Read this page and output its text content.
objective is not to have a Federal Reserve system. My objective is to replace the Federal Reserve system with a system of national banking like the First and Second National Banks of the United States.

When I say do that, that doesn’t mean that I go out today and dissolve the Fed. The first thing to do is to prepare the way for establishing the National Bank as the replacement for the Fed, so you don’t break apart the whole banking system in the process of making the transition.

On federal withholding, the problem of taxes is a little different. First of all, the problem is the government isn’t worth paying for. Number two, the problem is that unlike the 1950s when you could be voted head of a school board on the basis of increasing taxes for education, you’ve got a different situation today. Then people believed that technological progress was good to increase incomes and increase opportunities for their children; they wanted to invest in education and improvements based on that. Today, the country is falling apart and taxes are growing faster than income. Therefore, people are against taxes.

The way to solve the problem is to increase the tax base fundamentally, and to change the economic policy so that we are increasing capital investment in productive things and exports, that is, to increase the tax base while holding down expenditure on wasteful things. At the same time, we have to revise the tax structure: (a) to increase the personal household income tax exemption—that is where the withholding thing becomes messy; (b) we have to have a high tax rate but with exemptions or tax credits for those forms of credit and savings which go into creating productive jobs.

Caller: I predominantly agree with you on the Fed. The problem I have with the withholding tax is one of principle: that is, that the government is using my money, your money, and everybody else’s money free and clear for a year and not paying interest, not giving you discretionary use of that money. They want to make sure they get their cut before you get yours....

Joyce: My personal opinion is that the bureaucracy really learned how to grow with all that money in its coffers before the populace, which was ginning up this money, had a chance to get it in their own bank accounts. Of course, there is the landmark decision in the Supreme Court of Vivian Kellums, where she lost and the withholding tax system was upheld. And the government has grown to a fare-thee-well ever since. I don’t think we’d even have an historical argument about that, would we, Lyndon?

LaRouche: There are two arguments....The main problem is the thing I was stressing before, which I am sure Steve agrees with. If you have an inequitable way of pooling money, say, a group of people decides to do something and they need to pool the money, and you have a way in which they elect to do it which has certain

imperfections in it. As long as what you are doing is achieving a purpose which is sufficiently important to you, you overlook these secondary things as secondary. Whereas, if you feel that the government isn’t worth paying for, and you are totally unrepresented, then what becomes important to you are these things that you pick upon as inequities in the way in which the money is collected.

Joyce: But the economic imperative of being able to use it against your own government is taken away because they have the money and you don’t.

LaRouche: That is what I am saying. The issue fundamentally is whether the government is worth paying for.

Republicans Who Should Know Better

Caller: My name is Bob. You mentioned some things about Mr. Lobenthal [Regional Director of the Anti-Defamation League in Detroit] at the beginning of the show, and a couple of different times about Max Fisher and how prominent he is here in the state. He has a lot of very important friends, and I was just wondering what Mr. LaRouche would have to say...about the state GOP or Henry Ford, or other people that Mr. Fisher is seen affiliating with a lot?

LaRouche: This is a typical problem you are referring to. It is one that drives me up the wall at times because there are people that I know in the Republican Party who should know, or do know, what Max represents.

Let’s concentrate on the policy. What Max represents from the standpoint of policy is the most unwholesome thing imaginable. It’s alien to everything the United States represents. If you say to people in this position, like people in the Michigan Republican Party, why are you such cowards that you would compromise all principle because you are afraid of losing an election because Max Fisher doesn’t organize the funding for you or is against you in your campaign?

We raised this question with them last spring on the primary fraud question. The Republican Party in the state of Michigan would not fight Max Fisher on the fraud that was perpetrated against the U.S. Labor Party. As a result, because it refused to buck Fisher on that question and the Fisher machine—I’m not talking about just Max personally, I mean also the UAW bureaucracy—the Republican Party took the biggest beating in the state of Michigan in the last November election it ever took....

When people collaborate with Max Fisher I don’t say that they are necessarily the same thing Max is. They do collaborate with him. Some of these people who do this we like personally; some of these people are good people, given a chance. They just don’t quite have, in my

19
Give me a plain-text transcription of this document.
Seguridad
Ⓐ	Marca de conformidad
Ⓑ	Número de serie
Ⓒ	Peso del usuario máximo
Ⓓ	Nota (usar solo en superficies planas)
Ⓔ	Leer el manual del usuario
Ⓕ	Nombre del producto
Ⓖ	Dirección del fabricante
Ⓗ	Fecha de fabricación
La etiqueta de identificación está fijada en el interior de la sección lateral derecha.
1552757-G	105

### Do this
Extract the listing in its entirety, matching it exactly.

### Task answer
Read this page and output its text content.
objective is not to have a Federal Reserve system. My objective is to replace the Federal Reserve system with a system of national banking like the First and Second National Banks of the United States.

When I say do that, that doesn’t mean that I go out today and dissolve the Fed. The first thing to do is to prepare the way for establishing the National Bank as the replacement for the Fed, so you don’t break apart the whole banking system in the process of making the transition.

On federal withholding, the problem of taxes is a little different. First of all, the problem is the government isn’t worth paying for. Number two, the problem is that unlike the 1950s when you could be voted head of a school board on the basis of increasing taxes for education, you’ve got a different situation today. Then people believed that technological progress was good to increase incomes and increase opportunities for their children; they wanted to invest in education and improvements based on that. Today, the country is falling apart and taxes are growing faster than income. Therefore, people are against taxes.

The way to solve the problem is to increase the tax base fundamentally, and to change the economic policy so that we are increasing capital investment in productive things and exports, that is, to increase the tax base while holding down expenditure on wasteful things. At the same time, we have to revise the tax structure: (a) to increase the personal household income tax exemption—that is where the withholding thing becomes messy; (b) we have to have a high tax rate but with exemptions or tax credits for those forms of credit and savings which go into creating productive jobs.

Caller: I predominantly agree with you on the Fed. The problem I have with the withholding tax is one of principle: that is, that the government is using my money, your money, and everybody else’s money free and clear for a year and not paying interest, not giving you discretionary use of that money. They want to make sure they get their cut before you get yours....

Joyce: My personal opinion is that the bureaucracy really learned how to grow with all that money in its coffers before the populace, which was ginning up this money, had a chance to get it in their own bank accounts. Of course, there is the landmark decision in the Supreme Court of Vivian Kellums, where she lost and the withholding tax system was upheld. And the government has grown to a fare-thee-well ever since. I don’t think we’d even have an historical argument about that, would we, Lyndon?

LaRouche: There are two arguments....The main problem is the thing I was stressing before, which I am sure Steve agrees with. If you have an inequitable way of pooling money, say, a group of people decides to do something and they need to pool the money, and you have a way in which they elect to do it which has certain

imperfections in it. As long as what you are doing is achieving a purpose which is sufficiently important to you, you overlook these secondary things as secondary. Whereas, if you feel that the government isn’t worth paying for, and you are totally unrepresented, then what becomes important to you are these things that you pick upon as inequities in the way in which the money is collected.

Joyce: But the economic imperative of being able to use it against your own government is taken away because they have the money and you don’t.

LaRouche: That is what I am saying. The issue fundamentally is whether the government is worth paying for.

Republicans Who Should Know Better

Caller: My name is Bob. You mentioned some things about Mr. Lobenthal [Regional Director of the Anti-Defamation League in Detroit] at the beginning of the show, and a couple of different times about Max Fisher and how prominent he is here in the state. He has a lot of very important friends, and I was just wondering what Mr. LaRouche would have to say...about the state GOP or Henry Ford, or other people that Mr. Fisher is seen affiliating with a lot?

LaRouche: This is a typical problem you are referring to. It is one that drives me up the wall at times because there are people that I know in the Republican Party who should know, or do know, what Max represents.

Let’s concentrate on the policy. What Max represents from the standpoint of policy is the most unwholesome thing imaginable. It’s alien to everything the United States represents. If you say to people in this position, like people in the Michigan Republican Party, why are you such cowards that you would compromise all principle because you are afraid of losing an election because Max Fisher doesn’t organize the funding for you or is against you in your campaign?

We raised this question with them last spring on the primary fraud question. The Republican Party in the state of Michigan would not fight Max Fisher on the fraud that was perpetrated against the U.S. Labor Party. As a result, because it refused to buck Fisher on that question and the Fisher machine—I’m not talking about just Max personally, I mean also the UAW bureaucracy—the Republican Party took the biggest beating in the state of Michigan in the last November election it ever took....

When people collaborate with Max Fisher I don’t say that they are necessarily the same thing Max is. They do collaborate with him. Some of these people who do this we like personally; some of these people are good people, given a chance. They just don’t quite have, in my

19
Give me a plain-text transcription of this document.
Seguridad
Ⓐ	Marca de conformidad
Ⓑ	Número de serie
Ⓒ	Peso del usuario máximo
Ⓓ	Nota (usar solo en superficies planas)
Ⓔ	Leer el manual del usuario
Ⓕ	Nombre del producto
Ⓖ	Dirección del fabricante
Ⓗ	Fecha de fabricación
La etiqueta de identificación está fijada en el interior de la sección lateral derecha.
1552757-G	105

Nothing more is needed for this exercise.